- GOAL OF THE EXERCISE -
Copy the lines holding the word "lutte", all of them.

--- begin SUPPLIED RECORDS ---

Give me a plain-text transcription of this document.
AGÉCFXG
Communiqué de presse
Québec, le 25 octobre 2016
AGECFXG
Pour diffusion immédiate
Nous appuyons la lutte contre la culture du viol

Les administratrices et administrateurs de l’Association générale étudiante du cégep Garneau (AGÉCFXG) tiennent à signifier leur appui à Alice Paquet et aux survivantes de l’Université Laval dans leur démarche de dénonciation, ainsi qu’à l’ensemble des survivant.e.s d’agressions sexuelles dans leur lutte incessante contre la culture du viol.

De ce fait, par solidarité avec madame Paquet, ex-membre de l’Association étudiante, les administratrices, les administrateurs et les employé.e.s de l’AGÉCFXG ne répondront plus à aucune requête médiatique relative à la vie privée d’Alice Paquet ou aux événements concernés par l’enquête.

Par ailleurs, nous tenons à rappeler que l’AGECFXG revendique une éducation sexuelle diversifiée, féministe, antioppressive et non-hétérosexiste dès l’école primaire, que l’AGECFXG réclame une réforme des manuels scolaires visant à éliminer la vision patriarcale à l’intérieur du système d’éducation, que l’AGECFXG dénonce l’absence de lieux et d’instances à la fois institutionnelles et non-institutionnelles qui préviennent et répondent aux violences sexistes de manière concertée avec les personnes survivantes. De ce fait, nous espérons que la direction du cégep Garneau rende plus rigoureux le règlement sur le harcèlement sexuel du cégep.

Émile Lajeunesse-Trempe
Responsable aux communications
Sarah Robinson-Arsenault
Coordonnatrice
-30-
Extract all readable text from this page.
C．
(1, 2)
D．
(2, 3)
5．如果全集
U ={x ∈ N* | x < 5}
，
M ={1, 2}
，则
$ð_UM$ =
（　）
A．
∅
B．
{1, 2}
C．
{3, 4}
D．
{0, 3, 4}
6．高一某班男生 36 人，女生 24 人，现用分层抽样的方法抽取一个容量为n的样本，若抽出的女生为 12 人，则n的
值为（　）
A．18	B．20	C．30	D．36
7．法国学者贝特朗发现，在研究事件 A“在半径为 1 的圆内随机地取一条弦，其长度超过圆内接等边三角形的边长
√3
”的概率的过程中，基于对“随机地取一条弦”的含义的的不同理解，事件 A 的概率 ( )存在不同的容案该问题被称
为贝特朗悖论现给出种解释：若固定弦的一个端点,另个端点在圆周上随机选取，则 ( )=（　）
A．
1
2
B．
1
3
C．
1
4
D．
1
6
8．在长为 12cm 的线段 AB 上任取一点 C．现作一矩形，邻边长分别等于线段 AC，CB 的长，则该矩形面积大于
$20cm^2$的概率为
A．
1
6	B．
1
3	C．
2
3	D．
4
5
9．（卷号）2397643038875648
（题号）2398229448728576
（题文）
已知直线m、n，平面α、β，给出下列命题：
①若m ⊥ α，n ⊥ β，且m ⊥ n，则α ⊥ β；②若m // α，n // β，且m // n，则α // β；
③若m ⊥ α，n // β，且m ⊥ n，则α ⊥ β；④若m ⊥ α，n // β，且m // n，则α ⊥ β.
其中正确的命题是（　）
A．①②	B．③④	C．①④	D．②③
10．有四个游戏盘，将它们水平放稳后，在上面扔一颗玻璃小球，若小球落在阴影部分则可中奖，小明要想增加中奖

--- end SUPPLIED RECORDS ---
--- begin SUPPLIED RECORDS ---

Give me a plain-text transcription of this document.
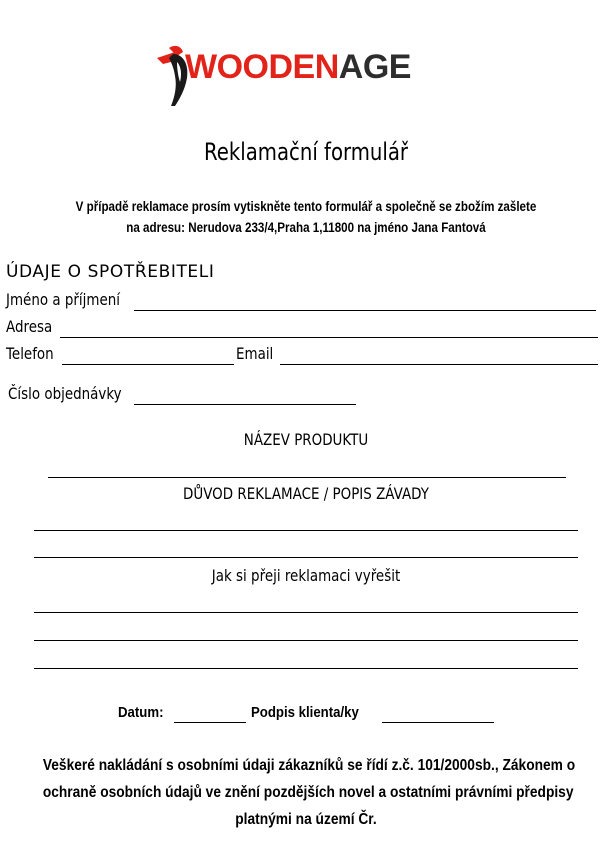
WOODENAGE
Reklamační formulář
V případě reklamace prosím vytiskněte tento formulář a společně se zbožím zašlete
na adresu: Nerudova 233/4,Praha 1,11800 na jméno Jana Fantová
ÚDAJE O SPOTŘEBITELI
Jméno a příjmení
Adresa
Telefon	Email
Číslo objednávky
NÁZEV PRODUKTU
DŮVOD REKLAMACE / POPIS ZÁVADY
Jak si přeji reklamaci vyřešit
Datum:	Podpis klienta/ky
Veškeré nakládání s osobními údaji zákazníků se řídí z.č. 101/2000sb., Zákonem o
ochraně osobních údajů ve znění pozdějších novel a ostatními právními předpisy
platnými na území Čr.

--- end SUPPLIED RECORDS ---
--- begin SUPPLIED RECORDS ---

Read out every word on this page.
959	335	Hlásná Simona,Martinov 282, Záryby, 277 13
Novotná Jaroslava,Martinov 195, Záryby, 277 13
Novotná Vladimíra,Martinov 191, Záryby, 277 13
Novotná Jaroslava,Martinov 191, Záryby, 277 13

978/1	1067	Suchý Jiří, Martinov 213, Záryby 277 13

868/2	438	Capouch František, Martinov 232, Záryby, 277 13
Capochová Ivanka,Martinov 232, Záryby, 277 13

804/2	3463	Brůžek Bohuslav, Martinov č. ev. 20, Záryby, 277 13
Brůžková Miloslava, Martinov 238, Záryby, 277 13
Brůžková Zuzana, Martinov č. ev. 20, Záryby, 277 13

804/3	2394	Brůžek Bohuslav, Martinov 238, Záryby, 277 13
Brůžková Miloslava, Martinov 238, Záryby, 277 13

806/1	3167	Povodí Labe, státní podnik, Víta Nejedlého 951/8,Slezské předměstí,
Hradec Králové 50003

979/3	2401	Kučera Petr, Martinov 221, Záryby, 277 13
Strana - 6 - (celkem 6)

--- end SUPPLIED RECORDS ---

- EXERCISE RESPONSE -
Nous appuyons la lutte contre la culture du viol
Les administratrices et administrateurs de l’Association générale étudiante du cégep Garneau (AGÉCFXG) tiennent à signifier leur appui à Alice Paquet et aux survivantes de l’Université Laval dans leur démarche de dénonciation, ainsi qu’à l’ensemble des survivant.e.s d’agressions sexuelles dans leur lutte incessante contre la culture du viol.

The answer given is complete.